## STATED PROBLEM
Filter out everything except lines holding "Гагарина".

*** DATA SUPPLIED

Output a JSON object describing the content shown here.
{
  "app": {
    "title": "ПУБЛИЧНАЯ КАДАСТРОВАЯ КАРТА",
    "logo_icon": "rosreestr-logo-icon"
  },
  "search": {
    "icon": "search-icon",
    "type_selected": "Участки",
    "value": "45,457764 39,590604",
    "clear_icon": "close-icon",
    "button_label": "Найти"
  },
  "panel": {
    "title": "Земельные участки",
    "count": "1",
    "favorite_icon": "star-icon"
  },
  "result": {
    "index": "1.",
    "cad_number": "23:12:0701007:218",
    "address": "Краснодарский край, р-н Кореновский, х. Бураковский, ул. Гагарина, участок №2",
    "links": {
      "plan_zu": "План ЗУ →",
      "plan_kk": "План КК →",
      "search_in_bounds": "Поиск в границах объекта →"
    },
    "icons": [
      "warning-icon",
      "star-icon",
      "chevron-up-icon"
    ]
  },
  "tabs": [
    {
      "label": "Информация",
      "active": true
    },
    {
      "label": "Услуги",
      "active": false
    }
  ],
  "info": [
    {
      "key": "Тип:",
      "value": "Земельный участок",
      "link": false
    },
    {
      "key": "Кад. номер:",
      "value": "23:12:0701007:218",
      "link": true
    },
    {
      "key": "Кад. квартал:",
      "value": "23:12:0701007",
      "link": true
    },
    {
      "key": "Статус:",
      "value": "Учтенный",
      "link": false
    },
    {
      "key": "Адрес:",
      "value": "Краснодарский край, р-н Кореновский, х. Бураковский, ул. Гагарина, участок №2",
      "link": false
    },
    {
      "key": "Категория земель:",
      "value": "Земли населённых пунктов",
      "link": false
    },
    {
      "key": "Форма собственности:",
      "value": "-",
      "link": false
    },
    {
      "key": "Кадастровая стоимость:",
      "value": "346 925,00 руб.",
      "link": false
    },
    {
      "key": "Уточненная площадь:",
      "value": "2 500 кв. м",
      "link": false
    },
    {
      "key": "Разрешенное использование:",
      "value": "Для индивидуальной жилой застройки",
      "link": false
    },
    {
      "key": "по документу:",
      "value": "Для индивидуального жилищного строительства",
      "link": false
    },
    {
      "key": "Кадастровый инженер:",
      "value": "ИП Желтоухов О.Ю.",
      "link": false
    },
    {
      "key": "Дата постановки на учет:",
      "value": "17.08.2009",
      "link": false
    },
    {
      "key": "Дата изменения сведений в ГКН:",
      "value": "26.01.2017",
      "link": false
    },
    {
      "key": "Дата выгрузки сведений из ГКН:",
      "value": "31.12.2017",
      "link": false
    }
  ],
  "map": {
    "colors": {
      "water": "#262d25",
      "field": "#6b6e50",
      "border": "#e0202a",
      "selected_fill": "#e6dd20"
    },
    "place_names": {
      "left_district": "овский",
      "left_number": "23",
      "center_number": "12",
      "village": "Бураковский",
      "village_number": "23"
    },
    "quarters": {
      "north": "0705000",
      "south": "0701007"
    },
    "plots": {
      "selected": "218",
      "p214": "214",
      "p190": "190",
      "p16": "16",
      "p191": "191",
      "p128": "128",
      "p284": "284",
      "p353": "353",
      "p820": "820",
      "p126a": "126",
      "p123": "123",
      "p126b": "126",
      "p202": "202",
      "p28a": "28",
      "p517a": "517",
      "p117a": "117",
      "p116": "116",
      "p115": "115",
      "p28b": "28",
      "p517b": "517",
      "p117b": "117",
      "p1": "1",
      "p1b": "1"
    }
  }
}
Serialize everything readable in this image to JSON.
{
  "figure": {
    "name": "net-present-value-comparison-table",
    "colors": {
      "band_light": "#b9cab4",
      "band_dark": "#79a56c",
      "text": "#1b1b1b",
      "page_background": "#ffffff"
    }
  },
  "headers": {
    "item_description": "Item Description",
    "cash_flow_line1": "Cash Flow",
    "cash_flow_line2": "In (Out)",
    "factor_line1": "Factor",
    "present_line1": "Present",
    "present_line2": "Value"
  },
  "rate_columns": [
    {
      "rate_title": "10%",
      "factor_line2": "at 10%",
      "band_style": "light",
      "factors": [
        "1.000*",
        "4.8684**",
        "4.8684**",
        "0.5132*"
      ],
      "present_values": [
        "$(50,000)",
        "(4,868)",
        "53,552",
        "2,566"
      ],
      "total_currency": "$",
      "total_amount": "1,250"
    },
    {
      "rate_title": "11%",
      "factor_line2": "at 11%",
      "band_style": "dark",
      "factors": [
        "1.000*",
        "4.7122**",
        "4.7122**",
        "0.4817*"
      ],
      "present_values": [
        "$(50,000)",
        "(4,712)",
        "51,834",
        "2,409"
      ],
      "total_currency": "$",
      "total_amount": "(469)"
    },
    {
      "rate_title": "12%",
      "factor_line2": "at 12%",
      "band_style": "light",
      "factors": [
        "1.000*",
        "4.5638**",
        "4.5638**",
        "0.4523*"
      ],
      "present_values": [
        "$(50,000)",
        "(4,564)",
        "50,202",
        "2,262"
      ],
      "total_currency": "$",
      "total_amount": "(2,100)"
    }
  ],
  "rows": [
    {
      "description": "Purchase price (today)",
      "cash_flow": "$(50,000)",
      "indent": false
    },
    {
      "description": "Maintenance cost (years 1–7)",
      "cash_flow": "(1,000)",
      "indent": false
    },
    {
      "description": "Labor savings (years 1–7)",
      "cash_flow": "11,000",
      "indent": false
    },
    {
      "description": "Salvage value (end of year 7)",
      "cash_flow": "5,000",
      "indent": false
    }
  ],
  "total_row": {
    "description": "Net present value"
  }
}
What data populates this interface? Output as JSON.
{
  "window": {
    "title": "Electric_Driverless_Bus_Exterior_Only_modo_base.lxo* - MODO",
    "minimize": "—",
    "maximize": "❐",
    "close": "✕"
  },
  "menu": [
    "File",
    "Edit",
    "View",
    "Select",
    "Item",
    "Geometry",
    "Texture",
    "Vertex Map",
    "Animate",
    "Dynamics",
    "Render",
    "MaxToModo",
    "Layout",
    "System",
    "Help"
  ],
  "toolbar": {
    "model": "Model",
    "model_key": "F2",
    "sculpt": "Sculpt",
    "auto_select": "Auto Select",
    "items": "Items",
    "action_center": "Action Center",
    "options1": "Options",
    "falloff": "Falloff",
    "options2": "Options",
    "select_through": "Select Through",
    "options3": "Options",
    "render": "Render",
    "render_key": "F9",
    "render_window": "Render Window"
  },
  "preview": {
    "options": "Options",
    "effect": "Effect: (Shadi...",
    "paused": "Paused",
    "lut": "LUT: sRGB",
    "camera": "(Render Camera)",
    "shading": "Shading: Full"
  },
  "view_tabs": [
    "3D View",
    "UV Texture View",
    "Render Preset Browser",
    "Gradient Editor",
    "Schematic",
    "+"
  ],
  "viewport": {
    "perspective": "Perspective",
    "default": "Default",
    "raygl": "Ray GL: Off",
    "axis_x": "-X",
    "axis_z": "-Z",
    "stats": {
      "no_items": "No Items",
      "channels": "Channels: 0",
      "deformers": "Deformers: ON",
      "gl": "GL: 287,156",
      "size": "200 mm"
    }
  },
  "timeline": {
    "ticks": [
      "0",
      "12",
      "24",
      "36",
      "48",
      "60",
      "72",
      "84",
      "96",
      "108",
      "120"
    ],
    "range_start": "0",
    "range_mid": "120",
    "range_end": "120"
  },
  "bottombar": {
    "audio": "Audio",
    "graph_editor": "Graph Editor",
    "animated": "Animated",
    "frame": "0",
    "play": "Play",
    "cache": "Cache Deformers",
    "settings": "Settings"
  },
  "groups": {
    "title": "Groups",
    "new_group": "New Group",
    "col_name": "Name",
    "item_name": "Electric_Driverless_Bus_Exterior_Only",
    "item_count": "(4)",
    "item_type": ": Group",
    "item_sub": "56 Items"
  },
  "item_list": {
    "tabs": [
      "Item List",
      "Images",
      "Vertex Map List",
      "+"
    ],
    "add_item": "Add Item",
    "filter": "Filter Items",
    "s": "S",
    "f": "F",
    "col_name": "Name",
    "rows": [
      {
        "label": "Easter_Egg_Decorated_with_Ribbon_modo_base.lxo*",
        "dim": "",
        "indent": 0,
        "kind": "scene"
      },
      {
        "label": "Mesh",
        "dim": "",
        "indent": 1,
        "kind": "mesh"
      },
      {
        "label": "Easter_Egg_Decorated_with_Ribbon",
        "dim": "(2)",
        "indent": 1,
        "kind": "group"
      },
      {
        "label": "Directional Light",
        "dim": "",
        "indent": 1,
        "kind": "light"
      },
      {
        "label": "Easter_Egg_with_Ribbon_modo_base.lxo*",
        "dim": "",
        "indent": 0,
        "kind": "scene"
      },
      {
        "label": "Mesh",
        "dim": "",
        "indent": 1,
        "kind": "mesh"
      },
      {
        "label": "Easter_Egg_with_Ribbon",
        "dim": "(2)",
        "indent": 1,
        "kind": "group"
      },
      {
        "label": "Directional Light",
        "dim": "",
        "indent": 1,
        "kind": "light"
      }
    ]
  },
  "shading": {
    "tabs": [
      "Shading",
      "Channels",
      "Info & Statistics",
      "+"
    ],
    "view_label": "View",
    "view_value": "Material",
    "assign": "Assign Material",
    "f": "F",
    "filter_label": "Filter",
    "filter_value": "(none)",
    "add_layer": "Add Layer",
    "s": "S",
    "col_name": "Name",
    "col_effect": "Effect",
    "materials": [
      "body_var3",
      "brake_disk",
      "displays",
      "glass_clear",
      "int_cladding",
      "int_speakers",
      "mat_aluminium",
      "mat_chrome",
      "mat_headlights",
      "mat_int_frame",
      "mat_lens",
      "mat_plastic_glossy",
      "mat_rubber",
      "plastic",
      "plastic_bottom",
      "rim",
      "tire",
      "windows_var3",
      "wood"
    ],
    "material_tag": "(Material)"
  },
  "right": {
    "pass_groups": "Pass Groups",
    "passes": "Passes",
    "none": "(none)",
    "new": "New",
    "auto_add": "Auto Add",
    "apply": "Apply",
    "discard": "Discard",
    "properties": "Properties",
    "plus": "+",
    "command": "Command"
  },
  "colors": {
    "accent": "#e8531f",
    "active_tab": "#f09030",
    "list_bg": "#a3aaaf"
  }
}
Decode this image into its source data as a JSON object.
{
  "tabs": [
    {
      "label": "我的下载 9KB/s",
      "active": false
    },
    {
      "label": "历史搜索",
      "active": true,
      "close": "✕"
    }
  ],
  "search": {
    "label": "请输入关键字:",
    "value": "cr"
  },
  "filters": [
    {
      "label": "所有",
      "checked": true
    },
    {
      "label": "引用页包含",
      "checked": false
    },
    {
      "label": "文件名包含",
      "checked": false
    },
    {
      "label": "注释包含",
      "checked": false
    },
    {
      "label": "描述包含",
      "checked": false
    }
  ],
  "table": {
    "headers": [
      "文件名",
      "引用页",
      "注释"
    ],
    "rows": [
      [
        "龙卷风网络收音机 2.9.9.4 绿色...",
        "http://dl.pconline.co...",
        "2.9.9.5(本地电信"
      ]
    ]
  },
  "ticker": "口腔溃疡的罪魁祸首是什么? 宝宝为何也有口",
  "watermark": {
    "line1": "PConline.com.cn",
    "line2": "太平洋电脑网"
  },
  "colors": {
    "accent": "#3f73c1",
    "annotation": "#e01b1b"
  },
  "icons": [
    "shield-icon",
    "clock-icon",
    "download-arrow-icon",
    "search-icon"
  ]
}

******

## TASK RESPONSE
    "address": "Краснодарский край, р-н Кореновский, х. Бураковский, ул. Гагарина, участок №2",
      "value": "Краснодарский край, р-н Кореновский, х. Бураковский, ул. Гагарина, участок №2",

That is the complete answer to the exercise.